* Data rows *
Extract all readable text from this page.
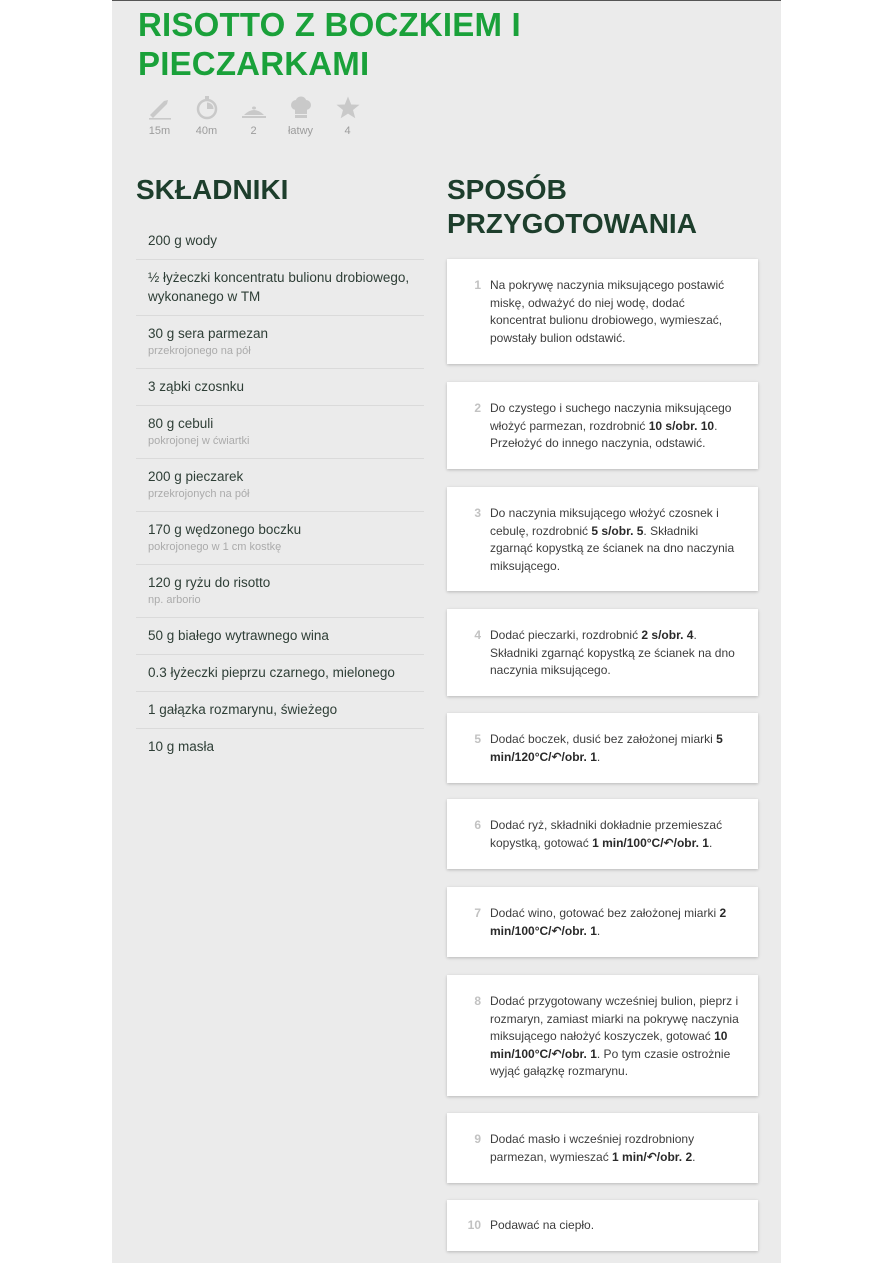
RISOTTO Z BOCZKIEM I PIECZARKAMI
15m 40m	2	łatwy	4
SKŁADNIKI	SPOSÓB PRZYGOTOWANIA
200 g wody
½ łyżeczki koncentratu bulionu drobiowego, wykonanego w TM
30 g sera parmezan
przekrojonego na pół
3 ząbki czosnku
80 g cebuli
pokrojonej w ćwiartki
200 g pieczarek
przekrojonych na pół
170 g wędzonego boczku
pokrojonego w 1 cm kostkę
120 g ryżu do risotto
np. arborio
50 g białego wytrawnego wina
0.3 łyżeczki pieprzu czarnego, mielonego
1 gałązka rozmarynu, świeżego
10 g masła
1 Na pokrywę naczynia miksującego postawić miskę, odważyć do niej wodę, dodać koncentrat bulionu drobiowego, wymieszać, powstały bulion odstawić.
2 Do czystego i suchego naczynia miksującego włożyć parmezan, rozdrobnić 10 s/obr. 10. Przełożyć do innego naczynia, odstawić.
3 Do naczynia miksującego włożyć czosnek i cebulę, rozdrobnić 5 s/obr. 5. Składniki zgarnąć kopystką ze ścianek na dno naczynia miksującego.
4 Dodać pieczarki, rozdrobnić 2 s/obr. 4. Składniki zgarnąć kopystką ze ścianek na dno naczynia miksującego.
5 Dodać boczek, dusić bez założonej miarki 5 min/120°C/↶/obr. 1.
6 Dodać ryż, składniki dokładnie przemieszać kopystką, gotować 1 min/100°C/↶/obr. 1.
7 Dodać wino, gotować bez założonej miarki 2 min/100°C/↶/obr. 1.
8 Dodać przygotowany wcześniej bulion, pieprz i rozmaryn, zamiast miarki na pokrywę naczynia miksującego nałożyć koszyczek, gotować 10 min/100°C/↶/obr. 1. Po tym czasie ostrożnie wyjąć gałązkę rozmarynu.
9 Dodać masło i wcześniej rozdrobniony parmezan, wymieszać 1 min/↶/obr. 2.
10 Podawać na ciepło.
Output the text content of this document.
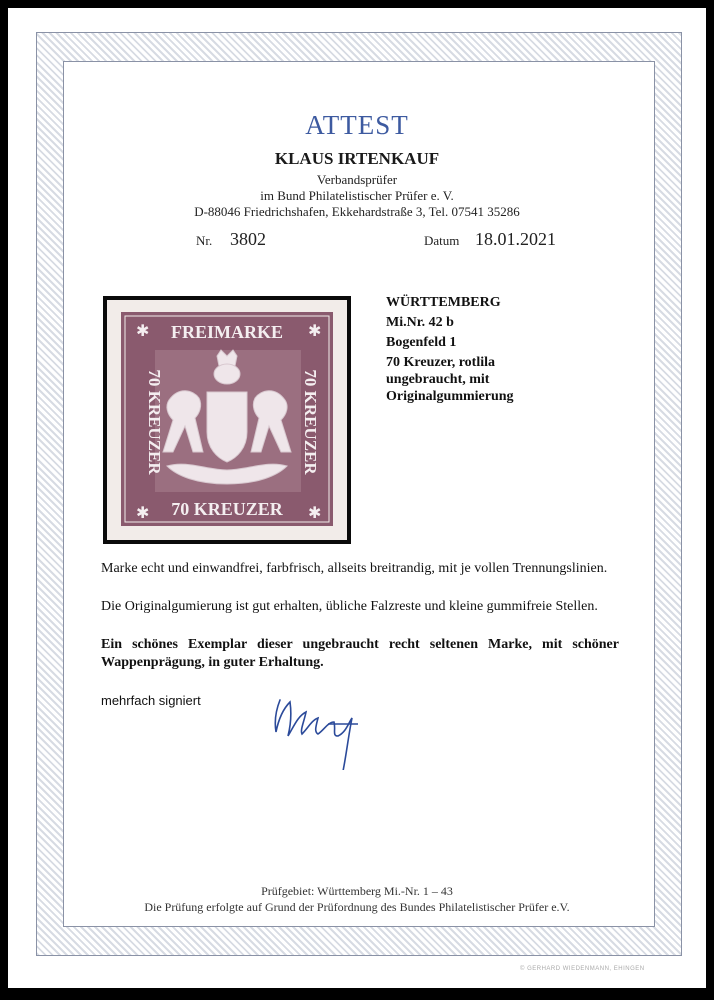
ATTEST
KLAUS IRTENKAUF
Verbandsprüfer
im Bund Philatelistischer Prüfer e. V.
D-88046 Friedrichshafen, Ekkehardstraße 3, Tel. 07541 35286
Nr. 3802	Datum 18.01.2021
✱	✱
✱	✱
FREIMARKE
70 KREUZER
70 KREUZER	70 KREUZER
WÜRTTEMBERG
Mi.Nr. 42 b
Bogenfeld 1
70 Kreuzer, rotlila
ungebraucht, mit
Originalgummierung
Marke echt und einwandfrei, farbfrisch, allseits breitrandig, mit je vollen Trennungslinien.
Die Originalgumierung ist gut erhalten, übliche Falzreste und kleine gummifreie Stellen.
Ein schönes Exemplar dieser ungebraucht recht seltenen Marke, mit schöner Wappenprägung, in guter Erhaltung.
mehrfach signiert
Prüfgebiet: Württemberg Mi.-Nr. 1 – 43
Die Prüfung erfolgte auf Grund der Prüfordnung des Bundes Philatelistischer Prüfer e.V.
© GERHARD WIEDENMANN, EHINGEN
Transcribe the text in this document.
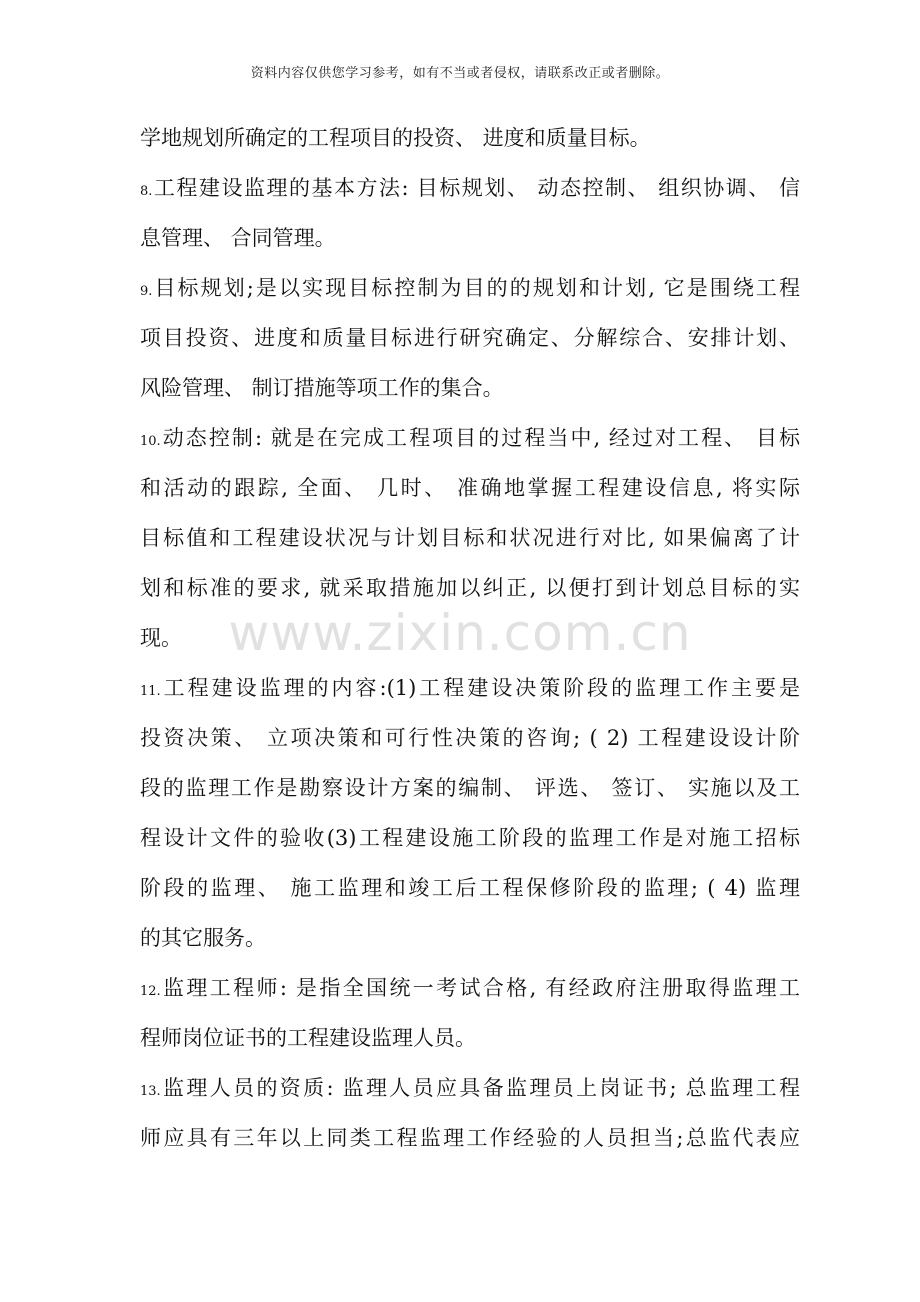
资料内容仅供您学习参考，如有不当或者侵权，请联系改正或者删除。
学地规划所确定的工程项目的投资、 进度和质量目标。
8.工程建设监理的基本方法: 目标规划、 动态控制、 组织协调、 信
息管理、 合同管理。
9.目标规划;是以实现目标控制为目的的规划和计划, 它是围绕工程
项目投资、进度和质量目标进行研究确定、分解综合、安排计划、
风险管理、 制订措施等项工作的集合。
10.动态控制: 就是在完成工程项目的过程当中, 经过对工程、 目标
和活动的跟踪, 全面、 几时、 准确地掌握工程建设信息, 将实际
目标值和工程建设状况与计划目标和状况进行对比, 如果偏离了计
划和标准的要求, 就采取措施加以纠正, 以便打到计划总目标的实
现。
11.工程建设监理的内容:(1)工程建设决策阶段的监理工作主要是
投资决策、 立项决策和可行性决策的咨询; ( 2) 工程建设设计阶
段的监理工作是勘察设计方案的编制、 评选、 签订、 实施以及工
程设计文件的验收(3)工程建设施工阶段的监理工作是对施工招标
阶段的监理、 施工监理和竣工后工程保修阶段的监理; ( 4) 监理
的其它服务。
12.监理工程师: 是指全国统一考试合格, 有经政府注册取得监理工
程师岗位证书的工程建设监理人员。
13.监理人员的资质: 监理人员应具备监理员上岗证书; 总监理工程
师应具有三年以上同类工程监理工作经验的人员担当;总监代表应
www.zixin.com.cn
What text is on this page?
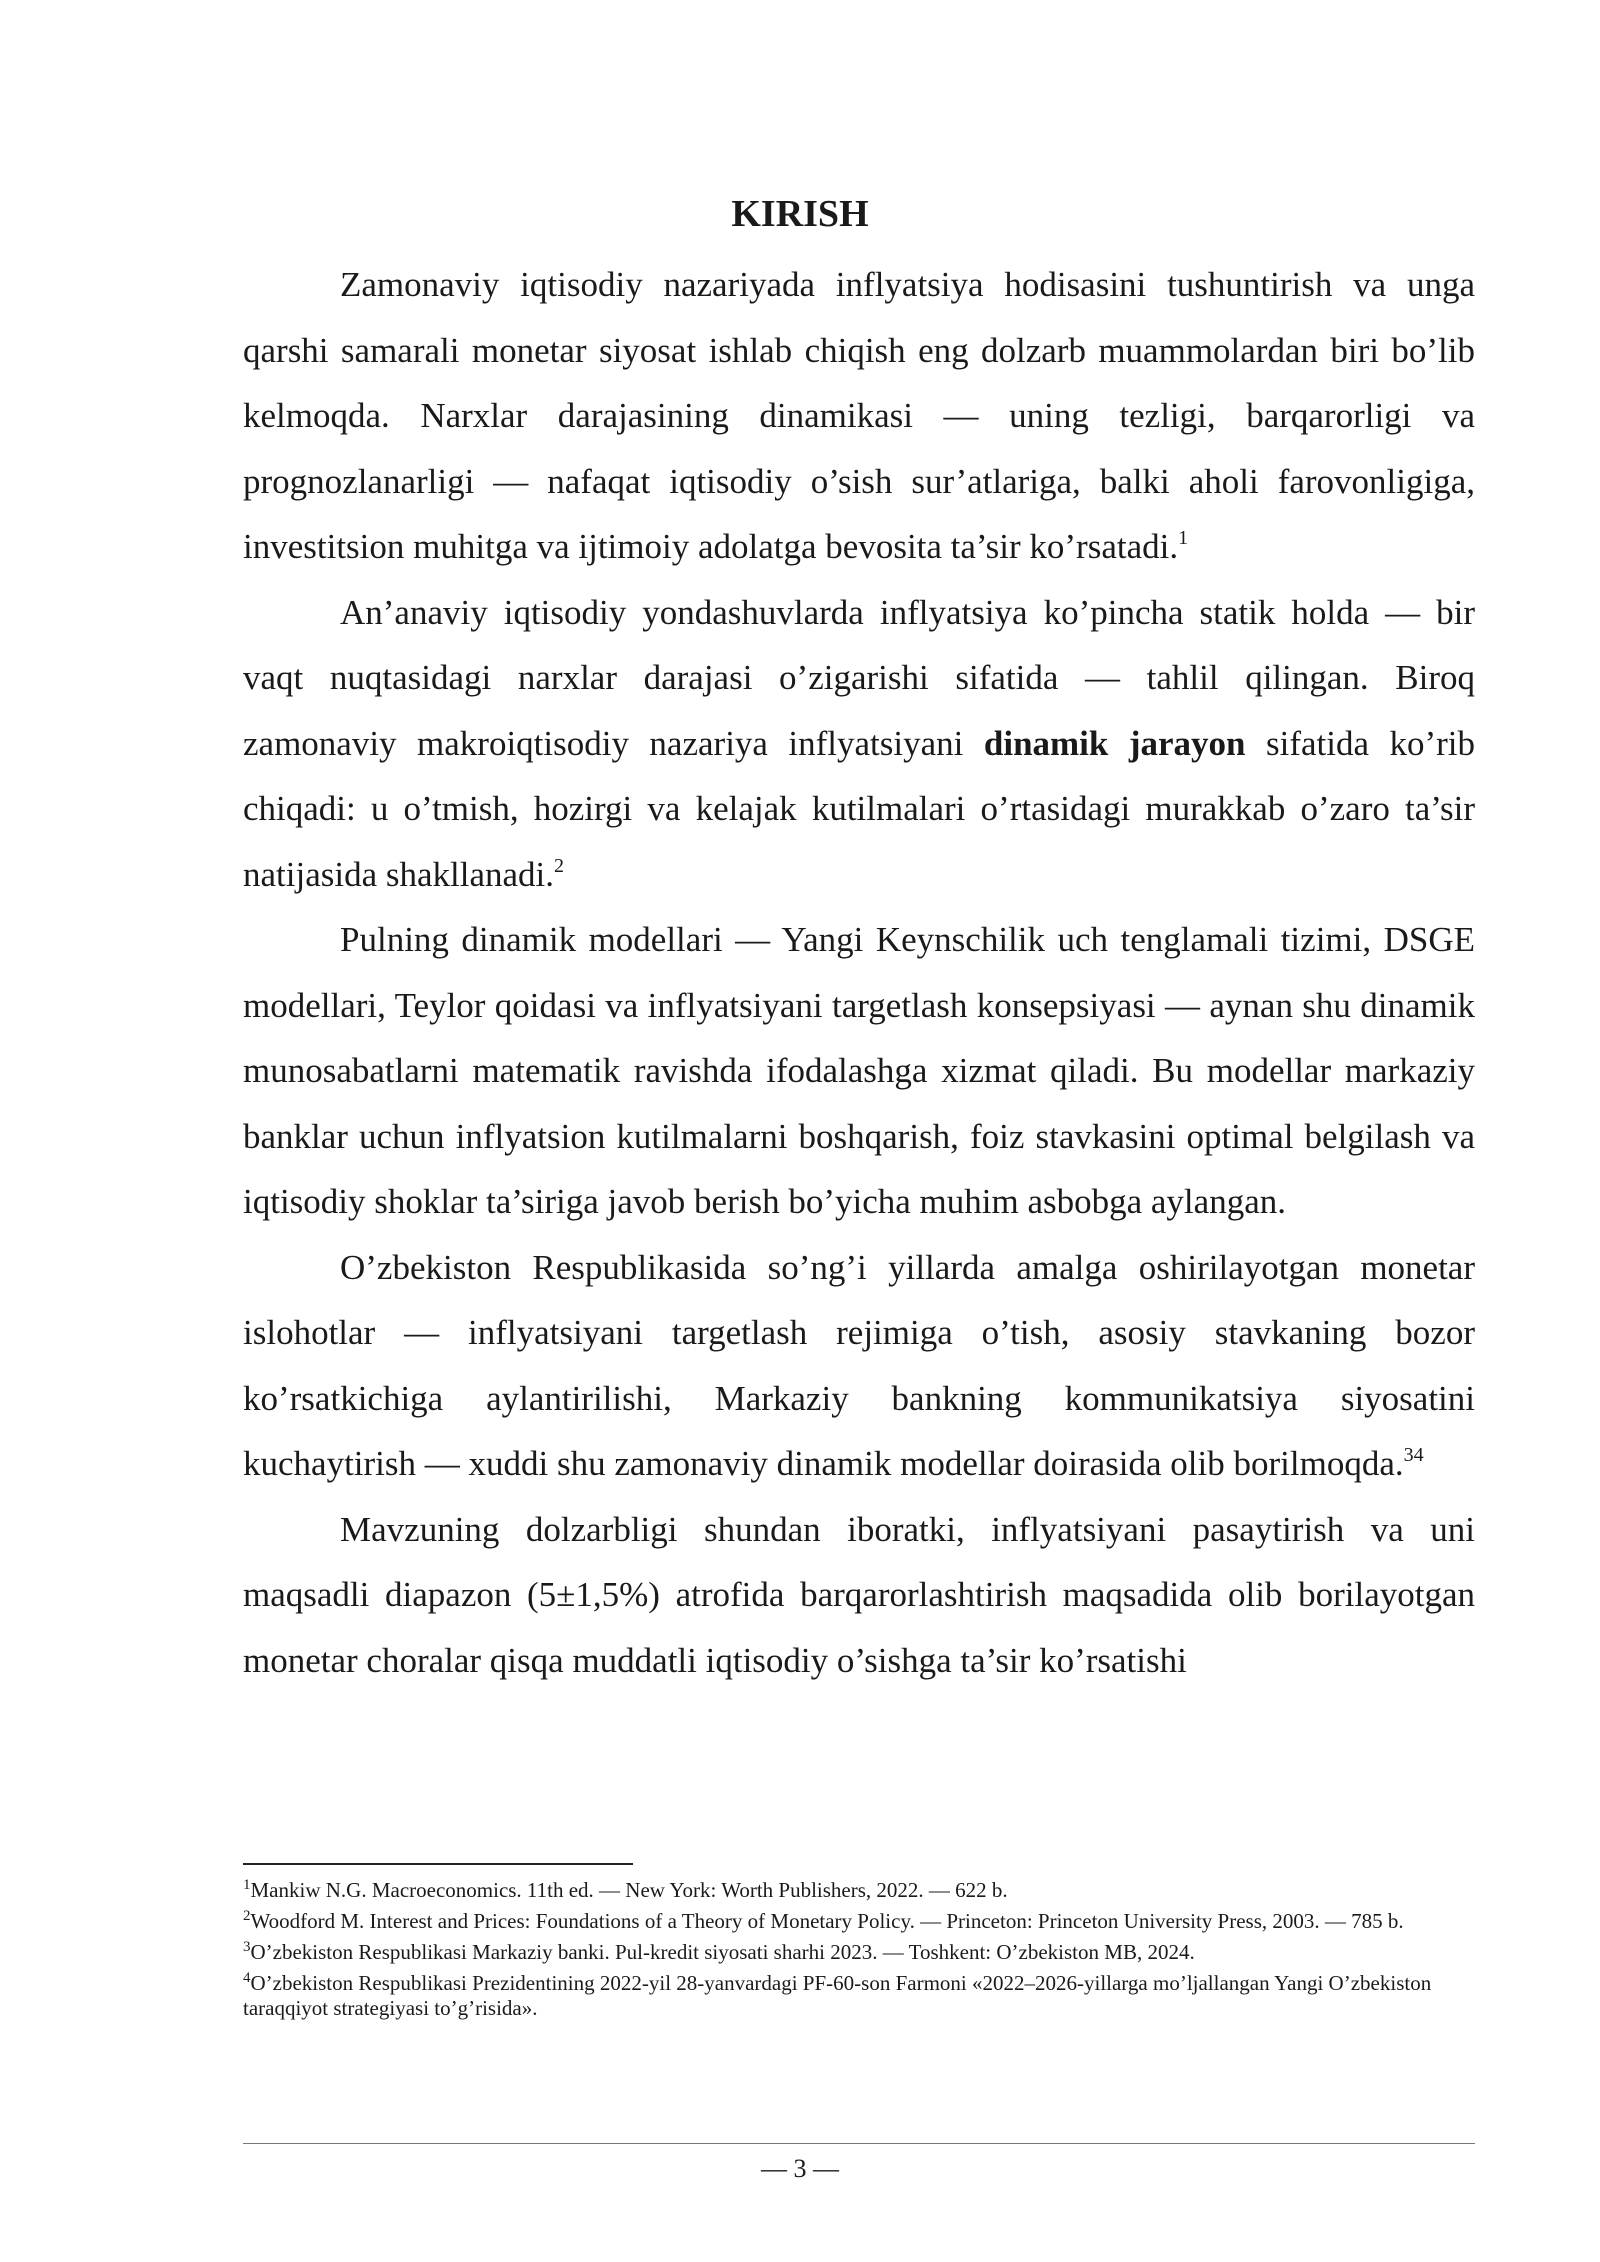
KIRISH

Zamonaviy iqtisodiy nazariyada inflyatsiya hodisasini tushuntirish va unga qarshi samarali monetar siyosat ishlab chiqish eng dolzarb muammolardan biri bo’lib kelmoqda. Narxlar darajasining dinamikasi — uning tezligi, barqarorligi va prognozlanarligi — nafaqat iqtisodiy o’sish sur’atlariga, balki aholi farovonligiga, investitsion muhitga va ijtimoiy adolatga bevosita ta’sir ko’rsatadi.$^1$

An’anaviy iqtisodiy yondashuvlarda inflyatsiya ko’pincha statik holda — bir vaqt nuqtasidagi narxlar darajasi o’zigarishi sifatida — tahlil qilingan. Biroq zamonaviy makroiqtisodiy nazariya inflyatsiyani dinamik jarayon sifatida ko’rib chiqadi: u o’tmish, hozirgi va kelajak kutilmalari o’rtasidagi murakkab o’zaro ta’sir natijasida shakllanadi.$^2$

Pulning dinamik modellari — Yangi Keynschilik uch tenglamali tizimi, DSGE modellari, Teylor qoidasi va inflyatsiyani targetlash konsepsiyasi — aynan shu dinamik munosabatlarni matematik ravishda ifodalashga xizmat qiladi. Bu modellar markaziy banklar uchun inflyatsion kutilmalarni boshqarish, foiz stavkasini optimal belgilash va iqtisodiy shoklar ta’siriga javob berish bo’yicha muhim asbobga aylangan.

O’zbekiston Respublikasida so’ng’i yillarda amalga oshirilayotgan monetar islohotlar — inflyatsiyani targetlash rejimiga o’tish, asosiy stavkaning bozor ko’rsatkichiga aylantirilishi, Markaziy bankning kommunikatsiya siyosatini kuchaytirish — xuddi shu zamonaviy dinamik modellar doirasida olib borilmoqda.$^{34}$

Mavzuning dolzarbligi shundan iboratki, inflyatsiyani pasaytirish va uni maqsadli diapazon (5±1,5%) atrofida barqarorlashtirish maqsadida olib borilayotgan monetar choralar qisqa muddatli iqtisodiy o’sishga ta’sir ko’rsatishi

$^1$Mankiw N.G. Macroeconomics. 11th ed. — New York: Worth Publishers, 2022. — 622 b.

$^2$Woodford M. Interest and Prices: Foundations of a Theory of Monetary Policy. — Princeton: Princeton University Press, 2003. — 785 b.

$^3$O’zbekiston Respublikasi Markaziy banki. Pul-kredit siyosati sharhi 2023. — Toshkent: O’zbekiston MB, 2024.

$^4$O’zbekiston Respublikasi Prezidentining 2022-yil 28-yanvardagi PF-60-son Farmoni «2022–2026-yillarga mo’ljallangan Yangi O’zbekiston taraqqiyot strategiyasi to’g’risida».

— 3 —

* Objective *
Using the listing above, gather each line that holds the string "ścianek" and copy it.

* The response *
3 Do naczynia miksującego włożyć czosnek i cebulę, rozdrobnić 5 s/obr. 5. Składniki zgarnąć kopystką ze ścianek na dno naczynia miksującego.
4 Dodać pieczarki, rozdrobnić 2 s/obr. 4. Składniki zgarnąć kopystką ze ścianek na dno naczynia miksującego.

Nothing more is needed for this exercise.